- **SHORT EXERCISE**: Please pull out every line that includes the string "with".

- **SOURCE DATA**:

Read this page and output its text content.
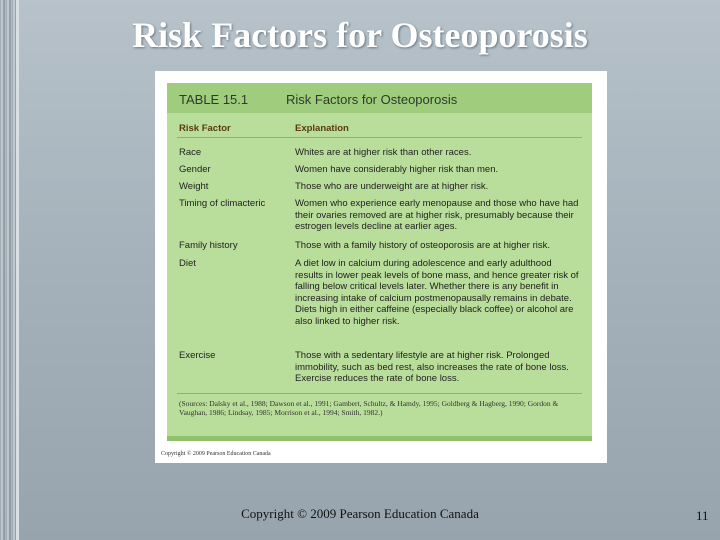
Risk Factors for Osteoporosis
TABLE 15.1	Risk Factors for Osteoporosis
Risk Factor	Explanation
Race	Whites are at higher risk than other races.
Gender	Women have considerably higher risk than men.
Weight	Those who are underweight are at higher risk.
Timing of climacteric	Women who experience early menopause and those who have had their ovaries removed are at higher risk, presumably because their estrogen levels decline at earlier ages.
Family history	Those with a family history of osteoporosis are at higher risk.
Diet	A diet low in calcium during adolescence and early adulthood results in lower peak levels of bone mass, and hence greater risk of falling below critical levels later. Whether there is any benefit in increasing intake of calcium postmenopausally remains in debate. Diets high in either caffeine (especially black coffee) or alcohol are also linked to higher risk.
Exercise	Those with a sedentary lifestyle are at higher risk. Prolonged immobility, such as bed rest, also increases the rate of bone loss. Exercise reduces the rate of bone loss.
(Sources: Dalsky et al., 1988; Dawson et al., 1991; Gambert, Schultz, & Hamdy, 1995; Goldberg & Hagberg, 1990; Gordon & Vaughan, 1986; Lindsay, 1985; Morrison et al., 1994; Smith, 1982.)
Copyright © 2009 Pearson Education Canada
Copyright © 2009 Pearson Education Canada	11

- **OUTPUT OF THE TASK**:
Family history	Those with a family history of osteoporosis are at higher risk.
Exercise	Those with a sedentary lifestyle are at higher risk. Prolonged immobility, such as bed rest, also increases the rate of bone loss. Exercise reduces the rate of bone loss.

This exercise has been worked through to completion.